§ Your task:
From the listing below, return each line that includes "Thread".

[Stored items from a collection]
+++
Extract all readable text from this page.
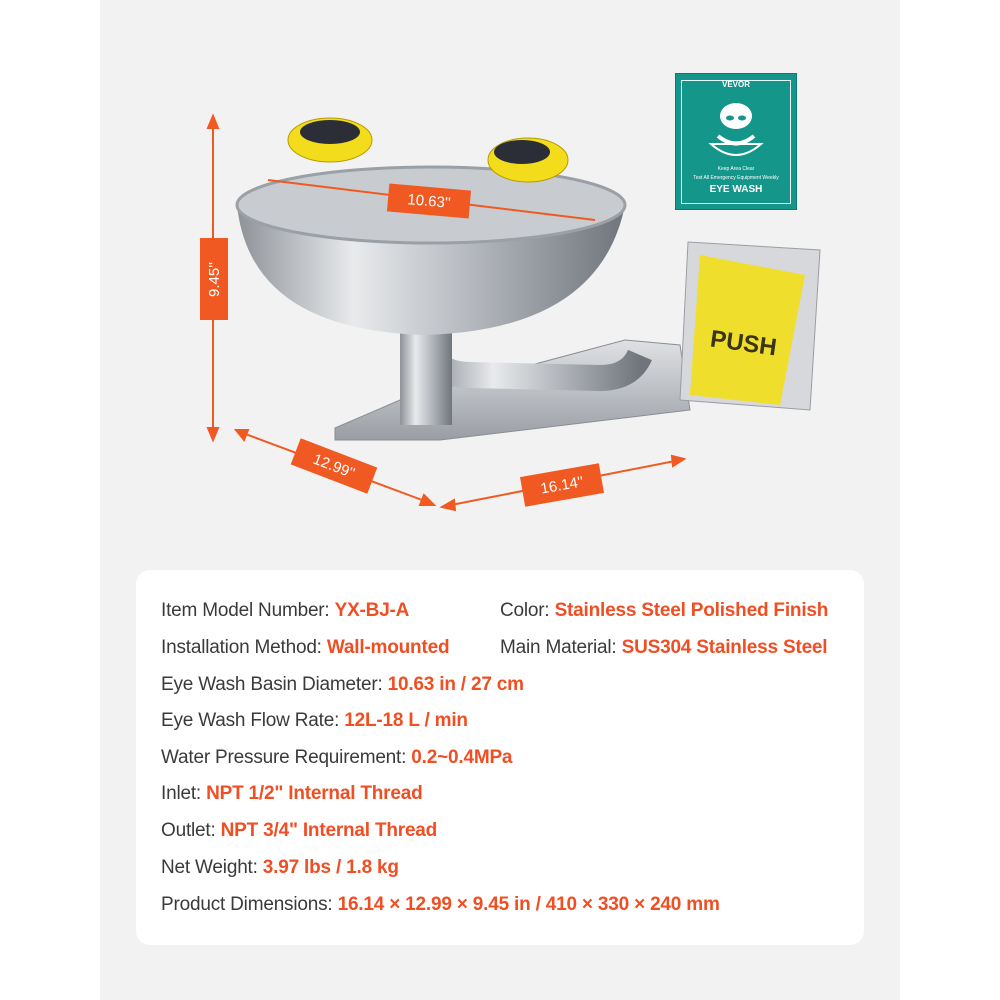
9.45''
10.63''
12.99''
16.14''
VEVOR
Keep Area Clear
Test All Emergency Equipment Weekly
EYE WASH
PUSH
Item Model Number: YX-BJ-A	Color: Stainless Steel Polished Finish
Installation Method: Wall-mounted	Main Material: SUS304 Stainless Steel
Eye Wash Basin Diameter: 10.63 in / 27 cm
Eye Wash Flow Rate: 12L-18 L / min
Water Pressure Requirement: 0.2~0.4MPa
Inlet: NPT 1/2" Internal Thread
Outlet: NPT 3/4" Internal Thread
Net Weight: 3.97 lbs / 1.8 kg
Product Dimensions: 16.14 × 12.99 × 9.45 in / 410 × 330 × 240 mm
+++
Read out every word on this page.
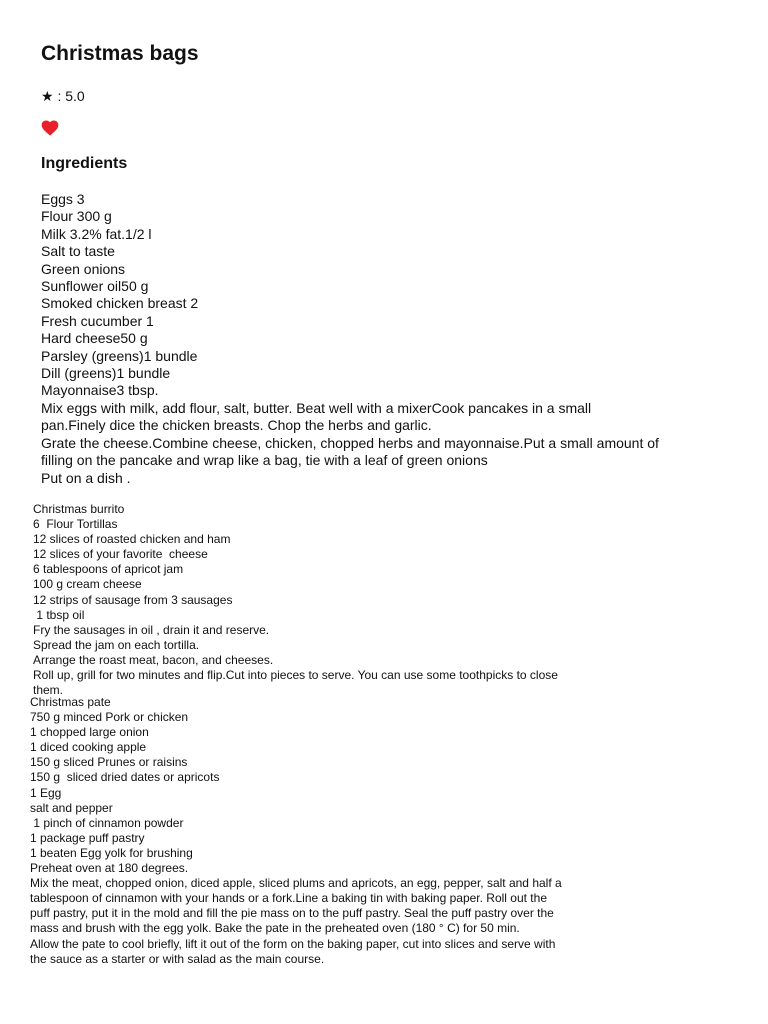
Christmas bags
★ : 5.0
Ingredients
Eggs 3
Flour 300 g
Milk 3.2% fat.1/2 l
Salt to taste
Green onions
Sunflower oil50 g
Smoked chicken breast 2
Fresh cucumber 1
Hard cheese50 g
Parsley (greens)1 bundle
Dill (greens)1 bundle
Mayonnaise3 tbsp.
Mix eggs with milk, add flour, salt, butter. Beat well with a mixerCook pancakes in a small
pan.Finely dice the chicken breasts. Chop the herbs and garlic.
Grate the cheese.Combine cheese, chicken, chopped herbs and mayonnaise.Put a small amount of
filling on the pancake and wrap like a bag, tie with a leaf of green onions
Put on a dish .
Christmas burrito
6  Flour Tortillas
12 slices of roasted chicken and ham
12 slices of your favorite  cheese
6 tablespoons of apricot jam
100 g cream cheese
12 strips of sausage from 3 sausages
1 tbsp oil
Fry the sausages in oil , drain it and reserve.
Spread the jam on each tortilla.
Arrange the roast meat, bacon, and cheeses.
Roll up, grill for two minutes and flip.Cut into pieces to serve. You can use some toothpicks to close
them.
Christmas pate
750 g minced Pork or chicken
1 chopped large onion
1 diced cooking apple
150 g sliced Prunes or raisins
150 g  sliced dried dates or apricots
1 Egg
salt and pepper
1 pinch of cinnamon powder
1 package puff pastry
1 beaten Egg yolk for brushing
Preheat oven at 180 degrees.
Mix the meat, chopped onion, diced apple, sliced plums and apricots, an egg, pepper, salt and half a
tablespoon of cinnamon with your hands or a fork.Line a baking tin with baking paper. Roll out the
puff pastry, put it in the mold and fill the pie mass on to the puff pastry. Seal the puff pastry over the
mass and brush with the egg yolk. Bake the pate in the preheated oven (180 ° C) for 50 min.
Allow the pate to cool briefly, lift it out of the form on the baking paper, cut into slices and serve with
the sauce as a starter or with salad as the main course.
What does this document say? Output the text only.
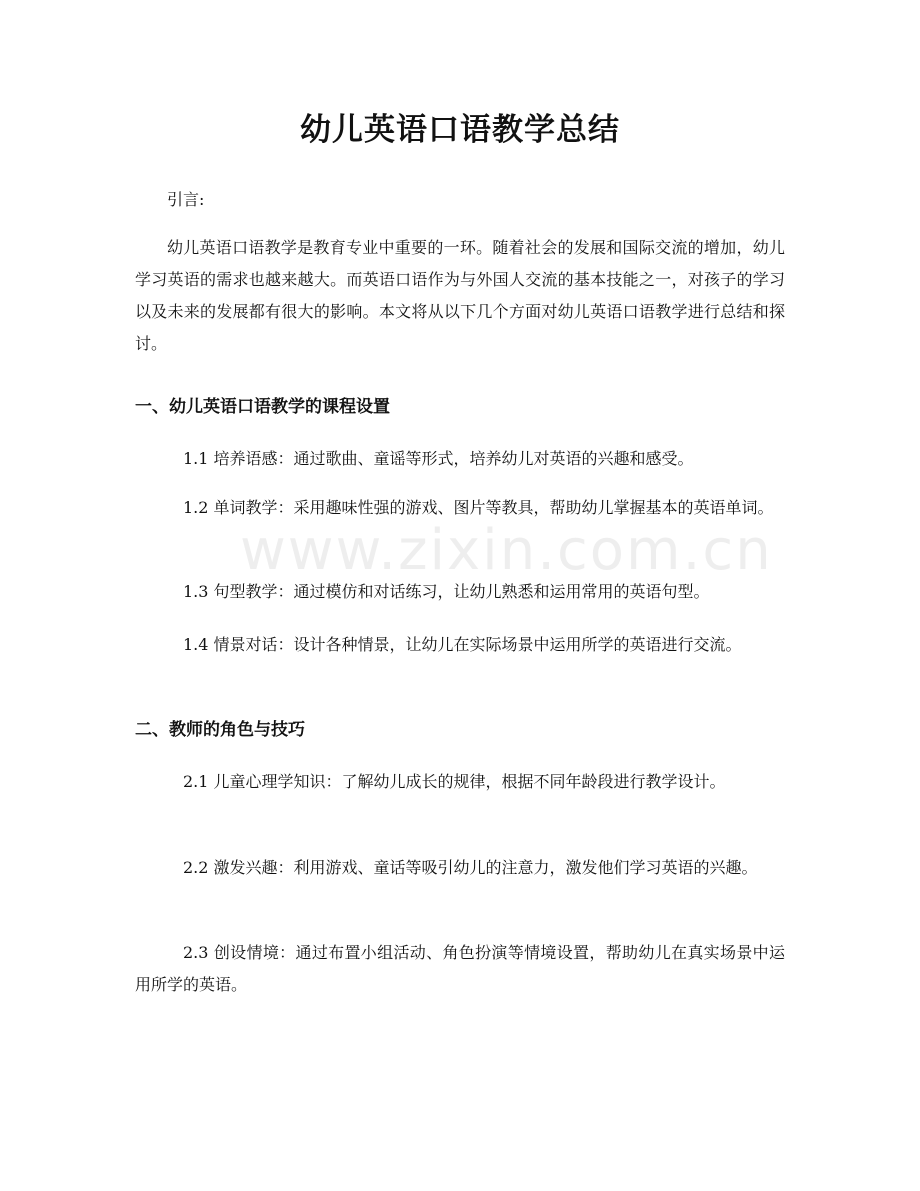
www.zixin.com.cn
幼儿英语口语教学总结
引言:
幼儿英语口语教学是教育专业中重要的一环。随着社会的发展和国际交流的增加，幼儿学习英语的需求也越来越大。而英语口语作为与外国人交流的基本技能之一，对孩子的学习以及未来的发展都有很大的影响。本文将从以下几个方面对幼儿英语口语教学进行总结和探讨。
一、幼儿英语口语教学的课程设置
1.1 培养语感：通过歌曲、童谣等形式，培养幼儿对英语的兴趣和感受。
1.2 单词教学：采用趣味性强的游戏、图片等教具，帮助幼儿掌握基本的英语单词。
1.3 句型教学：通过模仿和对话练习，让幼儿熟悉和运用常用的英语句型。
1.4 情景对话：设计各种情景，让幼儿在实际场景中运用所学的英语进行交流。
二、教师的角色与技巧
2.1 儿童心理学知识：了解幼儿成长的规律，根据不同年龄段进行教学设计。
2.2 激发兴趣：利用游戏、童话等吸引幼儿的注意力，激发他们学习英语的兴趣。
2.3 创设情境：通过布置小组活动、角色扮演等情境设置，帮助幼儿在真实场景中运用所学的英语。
+++
§ The completed task:
Inlet: NPT 1/2" Internal Thread
Outlet: NPT 3/4" Internal Thread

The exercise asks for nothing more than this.